[Stated task]:
Each entry below must be repeated word for word.

-- start --

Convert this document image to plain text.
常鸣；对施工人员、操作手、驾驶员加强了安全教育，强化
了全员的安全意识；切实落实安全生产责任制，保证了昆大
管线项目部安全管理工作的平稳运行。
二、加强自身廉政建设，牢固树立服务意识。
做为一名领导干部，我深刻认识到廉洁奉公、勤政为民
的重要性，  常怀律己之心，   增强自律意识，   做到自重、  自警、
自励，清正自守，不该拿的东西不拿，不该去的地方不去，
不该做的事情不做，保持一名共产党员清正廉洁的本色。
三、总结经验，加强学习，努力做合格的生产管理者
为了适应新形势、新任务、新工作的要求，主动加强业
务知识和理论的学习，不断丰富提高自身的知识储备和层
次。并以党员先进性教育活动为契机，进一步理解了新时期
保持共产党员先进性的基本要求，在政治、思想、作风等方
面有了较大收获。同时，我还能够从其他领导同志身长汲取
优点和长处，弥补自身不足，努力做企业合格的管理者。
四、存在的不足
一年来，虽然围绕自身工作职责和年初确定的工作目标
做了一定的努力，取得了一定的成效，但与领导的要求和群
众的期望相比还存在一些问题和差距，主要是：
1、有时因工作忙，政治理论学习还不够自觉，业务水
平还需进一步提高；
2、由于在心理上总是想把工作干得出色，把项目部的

-- end --

[Task response]:
Convert this document image to plain text.
常鸣；对施工人员、操作手、驾驶员加强了安全教育，强化
了全员的安全意识；切实落实安全生产责任制，保证了昆大
管线项目部安全管理工作的平稳运行。
二、加强自身廉政建设，牢固树立服务意识。
做为一名领导干部，我深刻认识到廉洁奉公、勤政为民
的重要性，  常怀律己之心，   增强自律意识，   做到自重、  自警、
自励，清正自守，不该拿的东西不拿，不该去的地方不去，
不该做的事情不做，保持一名共产党员清正廉洁的本色。
三、总结经验，加强学习，努力做合格的生产管理者
为了适应新形势、新任务、新工作的要求，主动加强业
务知识和理论的学习，不断丰富提高自身的知识储备和层
次。并以党员先进性教育活动为契机，进一步理解了新时期
保持共产党员先进性的基本要求，在政治、思想、作风等方
面有了较大收获。同时，我还能够从其他领导同志身长汲取
优点和长处，弥补自身不足，努力做企业合格的管理者。
四、存在的不足
一年来，虽然围绕自身工作职责和年初确定的工作目标
做了一定的努力，取得了一定的成效，但与领导的要求和群
众的期望相比还存在一些问题和差距，主要是：
1、有时因工作忙，政治理论学习还不够自觉，业务水
平还需进一步提高；
2、由于在心理上总是想把工作干得出色，把项目部的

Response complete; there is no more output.